Work to complete:
Reproduce the listing word for word. Skip any image.

>> Start

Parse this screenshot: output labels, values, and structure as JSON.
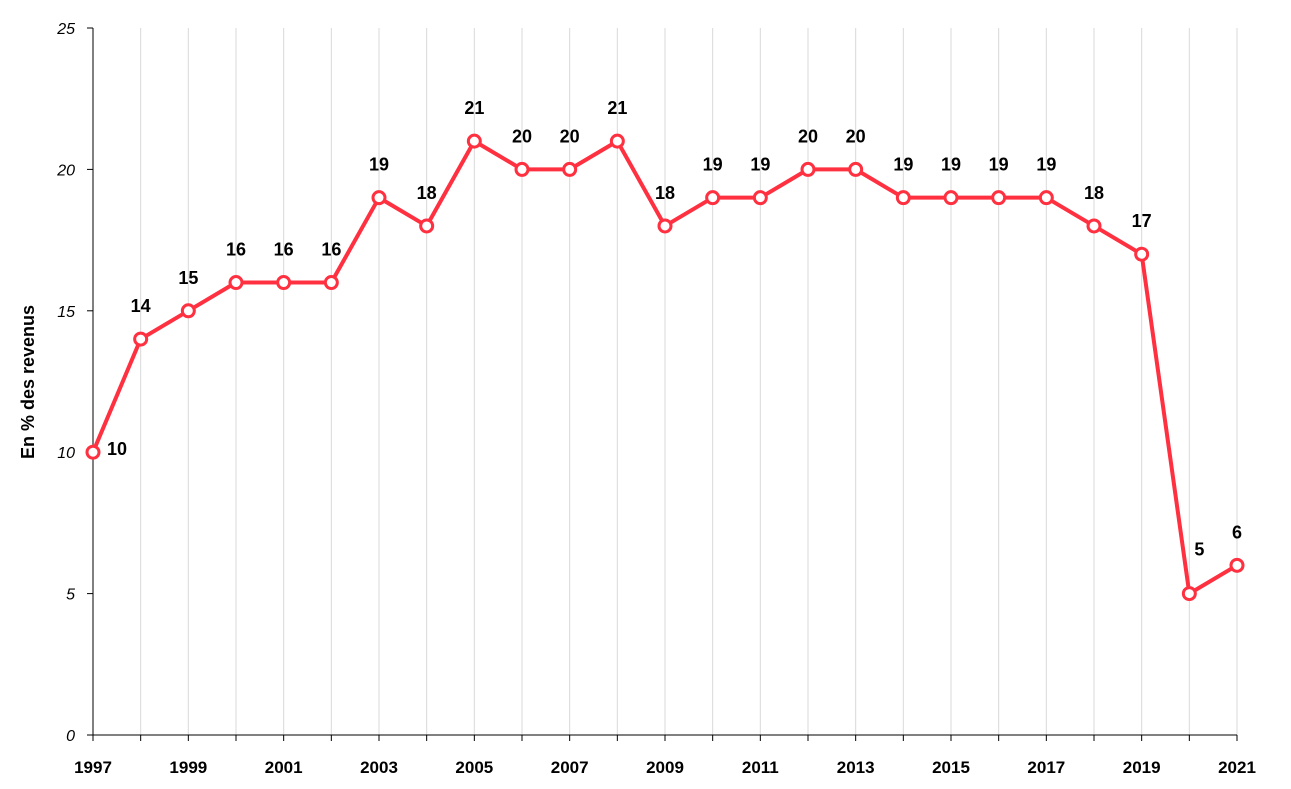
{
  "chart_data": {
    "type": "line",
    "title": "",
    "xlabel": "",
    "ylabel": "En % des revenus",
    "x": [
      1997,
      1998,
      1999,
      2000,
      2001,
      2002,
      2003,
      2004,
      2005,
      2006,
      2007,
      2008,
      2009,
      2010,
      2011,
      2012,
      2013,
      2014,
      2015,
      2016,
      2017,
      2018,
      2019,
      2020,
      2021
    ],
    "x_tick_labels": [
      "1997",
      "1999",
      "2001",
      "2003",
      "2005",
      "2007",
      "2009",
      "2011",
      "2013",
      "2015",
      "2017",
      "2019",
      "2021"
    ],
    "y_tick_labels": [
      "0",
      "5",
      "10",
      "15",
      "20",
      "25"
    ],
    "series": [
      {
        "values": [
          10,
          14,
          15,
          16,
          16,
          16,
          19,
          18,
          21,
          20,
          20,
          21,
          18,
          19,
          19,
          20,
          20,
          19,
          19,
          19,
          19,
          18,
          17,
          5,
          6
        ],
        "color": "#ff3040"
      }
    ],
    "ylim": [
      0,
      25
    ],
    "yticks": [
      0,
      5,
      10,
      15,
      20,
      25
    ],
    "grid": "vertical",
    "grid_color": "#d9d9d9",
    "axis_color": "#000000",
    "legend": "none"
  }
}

>> End

Result for this exercise:
Parse this screenshot: output labels, values, and structure as JSON.
{
  "chart_data": {
    "type": "line",
    "title": "",
    "xlabel": "",
    "ylabel": "En % des revenus",
    "x": [
      1997,
      1998,
      1999,
      2000,
      2001,
      2002,
      2003,
      2004,
      2005,
      2006,
      2007,
      2008,
      2009,
      2010,
      2011,
      2012,
      2013,
      2014,
      2015,
      2016,
      2017,
      2018,
      2019,
      2020,
      2021
    ],
    "x_tick_labels": [
      "1997",
      "1999",
      "2001",
      "2003",
      "2005",
      "2007",
      "2009",
      "2011",
      "2013",
      "2015",
      "2017",
      "2019",
      "2021"
    ],
    "y_tick_labels": [
      "0",
      "5",
      "10",
      "15",
      "20",
      "25"
    ],
    "series": [
      {
        "values": [
          10,
          14,
          15,
          16,
          16,
          16,
          19,
          18,
          21,
          20,
          20,
          21,
          18,
          19,
          19,
          20,
          20,
          19,
          19,
          19,
          19,
          18,
          17,
          5,
          6
        ],
        "color": "#ff3040"
      }
    ],
    "ylim": [
      0,
      25
    ],
    "yticks": [
      0,
      5,
      10,
      15,
      20,
      25
    ],
    "grid": "vertical",
    "grid_color": "#d9d9d9",
    "axis_color": "#000000",
    "legend": "none"
  }
}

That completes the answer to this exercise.